> REQUIRED ACTION
List every magazine, music act and computer named in the forum comments below.

> READING PASSAGE
==================================================
    20 GOTO 10
  4. OK - so not quite vinyl, but... by mauledbydogs · · Score: 5, Informative

    When I worked on Commodore User (UK mag) in the 80s, we gave away a flexi-disc as a covermount. It was basically a floppy plastic record. One side was a Heaven 17 track and the other, IIRC, was a datatrack designed to be recorded onto tape then loaded on a C64.

  5. Rainbow Magazine by qwertphobia · · Score: 3, Informative

    Rainbow Magazine used to ship with a floppy record every once in a while.

    It had the same code on it that was listed in the magazine in text, but the record came without the typing and type-o-ing.

    Rainbow Magazine was a magazine with content based around the Tandy/Radio Shack Color Computer.
==================================================
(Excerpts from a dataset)
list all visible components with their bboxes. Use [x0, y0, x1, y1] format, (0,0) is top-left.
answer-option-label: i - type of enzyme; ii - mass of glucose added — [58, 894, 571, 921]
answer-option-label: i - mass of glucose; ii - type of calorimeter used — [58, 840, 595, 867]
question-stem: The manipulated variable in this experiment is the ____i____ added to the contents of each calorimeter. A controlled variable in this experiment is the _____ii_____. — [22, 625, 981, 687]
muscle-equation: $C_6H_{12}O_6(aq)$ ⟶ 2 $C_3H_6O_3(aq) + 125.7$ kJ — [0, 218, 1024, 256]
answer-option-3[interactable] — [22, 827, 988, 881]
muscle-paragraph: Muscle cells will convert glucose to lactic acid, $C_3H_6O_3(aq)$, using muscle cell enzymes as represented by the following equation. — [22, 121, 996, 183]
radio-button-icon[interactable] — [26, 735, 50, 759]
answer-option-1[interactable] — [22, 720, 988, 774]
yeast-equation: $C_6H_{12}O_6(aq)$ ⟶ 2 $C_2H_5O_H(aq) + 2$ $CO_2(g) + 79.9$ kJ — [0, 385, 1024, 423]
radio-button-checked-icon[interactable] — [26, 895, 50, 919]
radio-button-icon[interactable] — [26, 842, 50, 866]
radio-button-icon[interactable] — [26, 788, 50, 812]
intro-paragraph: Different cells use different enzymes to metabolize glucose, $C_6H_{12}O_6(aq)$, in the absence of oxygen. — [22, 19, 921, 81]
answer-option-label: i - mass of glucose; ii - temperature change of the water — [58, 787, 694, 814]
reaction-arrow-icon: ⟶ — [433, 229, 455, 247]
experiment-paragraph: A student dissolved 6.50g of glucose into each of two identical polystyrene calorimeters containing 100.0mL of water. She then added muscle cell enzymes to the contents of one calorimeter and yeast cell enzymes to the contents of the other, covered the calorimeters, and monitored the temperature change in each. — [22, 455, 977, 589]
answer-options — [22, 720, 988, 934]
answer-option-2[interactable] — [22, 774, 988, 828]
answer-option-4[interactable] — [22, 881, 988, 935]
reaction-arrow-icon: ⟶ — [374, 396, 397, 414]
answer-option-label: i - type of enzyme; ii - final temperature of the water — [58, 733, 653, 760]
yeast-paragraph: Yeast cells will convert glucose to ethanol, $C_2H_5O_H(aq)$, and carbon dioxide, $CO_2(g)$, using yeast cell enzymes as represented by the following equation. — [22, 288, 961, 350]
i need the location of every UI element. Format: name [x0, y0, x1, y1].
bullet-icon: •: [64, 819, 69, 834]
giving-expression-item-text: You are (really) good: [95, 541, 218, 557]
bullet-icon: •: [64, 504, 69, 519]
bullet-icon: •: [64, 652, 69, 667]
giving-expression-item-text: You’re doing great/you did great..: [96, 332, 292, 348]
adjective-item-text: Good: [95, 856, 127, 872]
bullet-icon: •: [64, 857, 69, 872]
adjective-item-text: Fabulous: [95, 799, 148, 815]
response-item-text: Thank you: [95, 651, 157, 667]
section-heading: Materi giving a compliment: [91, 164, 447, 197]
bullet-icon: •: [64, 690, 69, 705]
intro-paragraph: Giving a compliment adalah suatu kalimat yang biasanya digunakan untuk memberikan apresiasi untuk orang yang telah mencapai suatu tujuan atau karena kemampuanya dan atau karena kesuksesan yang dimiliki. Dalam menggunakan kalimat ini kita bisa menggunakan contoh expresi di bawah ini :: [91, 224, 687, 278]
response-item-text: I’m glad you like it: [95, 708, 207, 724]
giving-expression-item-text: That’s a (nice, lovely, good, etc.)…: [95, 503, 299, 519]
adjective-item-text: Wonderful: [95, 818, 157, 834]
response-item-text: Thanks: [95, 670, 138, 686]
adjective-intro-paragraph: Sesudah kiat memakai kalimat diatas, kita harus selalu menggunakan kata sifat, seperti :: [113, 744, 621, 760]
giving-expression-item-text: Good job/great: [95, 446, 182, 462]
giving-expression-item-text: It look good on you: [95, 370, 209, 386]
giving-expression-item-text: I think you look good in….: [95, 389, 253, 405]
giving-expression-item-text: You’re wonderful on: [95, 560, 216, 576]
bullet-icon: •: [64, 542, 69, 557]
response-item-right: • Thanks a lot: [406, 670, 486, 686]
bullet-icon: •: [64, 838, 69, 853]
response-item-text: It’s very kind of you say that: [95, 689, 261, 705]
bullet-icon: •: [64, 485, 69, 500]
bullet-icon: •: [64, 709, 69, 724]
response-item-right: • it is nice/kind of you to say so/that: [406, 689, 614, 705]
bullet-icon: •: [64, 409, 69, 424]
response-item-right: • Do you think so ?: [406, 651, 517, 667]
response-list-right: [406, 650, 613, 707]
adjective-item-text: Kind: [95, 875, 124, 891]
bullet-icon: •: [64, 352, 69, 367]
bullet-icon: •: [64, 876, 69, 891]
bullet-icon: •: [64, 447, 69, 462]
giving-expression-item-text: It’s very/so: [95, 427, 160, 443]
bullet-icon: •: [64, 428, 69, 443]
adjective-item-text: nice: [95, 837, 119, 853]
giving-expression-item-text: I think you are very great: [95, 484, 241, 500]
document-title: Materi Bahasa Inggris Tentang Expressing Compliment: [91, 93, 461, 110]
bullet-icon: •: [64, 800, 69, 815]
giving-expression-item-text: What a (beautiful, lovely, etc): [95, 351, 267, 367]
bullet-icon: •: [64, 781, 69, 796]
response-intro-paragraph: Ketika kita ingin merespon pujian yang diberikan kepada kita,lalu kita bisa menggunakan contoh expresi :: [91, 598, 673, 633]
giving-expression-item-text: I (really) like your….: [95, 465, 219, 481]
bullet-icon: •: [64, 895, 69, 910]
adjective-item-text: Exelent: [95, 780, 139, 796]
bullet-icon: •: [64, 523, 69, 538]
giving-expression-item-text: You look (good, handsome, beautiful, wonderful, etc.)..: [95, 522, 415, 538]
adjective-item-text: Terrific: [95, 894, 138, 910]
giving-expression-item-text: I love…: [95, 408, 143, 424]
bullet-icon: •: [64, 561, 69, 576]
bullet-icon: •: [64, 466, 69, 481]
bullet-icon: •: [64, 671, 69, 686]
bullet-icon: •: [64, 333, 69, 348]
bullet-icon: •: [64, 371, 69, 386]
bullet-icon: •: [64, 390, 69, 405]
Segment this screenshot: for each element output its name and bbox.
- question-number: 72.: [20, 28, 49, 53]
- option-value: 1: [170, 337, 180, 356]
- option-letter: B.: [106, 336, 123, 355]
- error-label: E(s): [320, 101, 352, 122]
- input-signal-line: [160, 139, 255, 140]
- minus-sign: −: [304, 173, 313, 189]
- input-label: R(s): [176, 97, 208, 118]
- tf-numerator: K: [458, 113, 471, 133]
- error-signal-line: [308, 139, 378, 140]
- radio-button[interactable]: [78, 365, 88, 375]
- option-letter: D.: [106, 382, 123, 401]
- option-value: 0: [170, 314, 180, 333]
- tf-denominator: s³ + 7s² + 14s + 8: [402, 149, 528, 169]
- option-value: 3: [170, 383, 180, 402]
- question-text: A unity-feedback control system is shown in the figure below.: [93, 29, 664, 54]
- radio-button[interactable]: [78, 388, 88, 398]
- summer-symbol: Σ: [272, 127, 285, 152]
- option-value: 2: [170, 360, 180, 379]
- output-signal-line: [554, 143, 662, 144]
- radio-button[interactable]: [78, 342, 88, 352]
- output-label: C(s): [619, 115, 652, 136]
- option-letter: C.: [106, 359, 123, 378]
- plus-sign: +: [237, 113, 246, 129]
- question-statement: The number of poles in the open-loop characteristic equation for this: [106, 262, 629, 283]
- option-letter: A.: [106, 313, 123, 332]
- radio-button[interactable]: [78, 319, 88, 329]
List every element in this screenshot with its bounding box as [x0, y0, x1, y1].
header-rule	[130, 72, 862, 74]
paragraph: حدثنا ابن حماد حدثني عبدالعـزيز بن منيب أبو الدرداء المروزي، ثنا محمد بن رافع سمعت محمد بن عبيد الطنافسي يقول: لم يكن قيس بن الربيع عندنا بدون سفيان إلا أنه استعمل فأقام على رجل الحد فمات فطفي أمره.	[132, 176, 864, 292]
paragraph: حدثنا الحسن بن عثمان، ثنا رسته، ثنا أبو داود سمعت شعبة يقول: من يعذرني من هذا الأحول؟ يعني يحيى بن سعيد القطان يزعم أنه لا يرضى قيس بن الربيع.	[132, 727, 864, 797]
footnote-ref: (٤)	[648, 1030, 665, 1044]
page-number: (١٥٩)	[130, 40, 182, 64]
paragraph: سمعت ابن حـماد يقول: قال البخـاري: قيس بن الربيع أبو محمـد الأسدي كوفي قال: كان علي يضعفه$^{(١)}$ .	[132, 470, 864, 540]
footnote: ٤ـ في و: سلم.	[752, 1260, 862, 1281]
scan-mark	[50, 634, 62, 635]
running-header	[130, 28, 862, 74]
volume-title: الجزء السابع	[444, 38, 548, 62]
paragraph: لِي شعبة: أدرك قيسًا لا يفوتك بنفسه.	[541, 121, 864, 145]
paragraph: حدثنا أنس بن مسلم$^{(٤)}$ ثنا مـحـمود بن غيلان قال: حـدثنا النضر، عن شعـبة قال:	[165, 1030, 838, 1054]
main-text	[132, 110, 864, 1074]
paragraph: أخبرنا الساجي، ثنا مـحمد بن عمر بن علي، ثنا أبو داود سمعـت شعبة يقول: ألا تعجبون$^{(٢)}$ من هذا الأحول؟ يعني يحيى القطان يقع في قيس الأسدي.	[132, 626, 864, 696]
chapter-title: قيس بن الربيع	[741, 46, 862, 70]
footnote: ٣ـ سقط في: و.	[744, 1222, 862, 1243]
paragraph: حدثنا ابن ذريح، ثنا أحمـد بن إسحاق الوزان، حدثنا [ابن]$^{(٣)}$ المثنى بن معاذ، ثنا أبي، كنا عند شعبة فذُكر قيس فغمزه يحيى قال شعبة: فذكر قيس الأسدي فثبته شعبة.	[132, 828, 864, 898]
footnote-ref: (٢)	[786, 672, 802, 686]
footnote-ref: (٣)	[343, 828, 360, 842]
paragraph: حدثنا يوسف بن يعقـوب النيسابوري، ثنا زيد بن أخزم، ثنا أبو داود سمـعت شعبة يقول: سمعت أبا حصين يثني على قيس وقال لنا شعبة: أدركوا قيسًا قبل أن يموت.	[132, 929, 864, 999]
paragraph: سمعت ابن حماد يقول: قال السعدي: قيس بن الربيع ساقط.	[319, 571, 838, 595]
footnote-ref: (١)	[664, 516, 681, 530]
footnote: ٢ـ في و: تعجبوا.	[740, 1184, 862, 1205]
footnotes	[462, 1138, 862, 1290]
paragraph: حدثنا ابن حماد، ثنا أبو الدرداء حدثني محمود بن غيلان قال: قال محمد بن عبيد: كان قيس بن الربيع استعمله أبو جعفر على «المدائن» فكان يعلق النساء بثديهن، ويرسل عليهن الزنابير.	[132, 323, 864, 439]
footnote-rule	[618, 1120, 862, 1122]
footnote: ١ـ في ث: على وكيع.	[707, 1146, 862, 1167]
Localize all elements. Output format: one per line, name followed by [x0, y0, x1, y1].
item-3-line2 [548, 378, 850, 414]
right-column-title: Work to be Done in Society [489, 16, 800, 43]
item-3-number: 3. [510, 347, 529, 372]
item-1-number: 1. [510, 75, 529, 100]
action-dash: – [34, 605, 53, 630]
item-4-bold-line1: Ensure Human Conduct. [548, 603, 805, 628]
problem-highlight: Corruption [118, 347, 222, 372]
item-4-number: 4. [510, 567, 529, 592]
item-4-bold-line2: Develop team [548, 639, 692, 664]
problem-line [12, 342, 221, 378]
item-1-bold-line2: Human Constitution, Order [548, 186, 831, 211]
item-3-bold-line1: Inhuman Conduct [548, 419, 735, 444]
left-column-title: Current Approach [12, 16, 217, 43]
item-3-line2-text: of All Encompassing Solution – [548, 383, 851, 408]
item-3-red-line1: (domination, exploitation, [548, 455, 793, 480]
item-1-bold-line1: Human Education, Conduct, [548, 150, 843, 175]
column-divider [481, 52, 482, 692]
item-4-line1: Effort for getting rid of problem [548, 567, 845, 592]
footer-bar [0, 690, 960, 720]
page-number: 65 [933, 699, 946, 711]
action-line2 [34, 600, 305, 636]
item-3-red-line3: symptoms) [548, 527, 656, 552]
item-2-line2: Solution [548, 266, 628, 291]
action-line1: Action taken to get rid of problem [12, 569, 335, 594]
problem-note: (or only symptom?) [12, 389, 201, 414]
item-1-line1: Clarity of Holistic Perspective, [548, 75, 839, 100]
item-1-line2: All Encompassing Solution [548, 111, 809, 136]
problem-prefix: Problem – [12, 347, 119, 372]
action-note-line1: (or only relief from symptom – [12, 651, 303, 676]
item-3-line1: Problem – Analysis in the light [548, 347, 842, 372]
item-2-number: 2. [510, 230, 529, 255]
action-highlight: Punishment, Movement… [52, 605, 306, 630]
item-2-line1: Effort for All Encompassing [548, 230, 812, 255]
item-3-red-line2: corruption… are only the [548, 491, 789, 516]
==================================================
> YOUR SOLUTION
Magazines: Commodore User, Rainbow Magazine
Music act: Heaven 17
Computers: C64, Tandy/Radio Shack Color Computer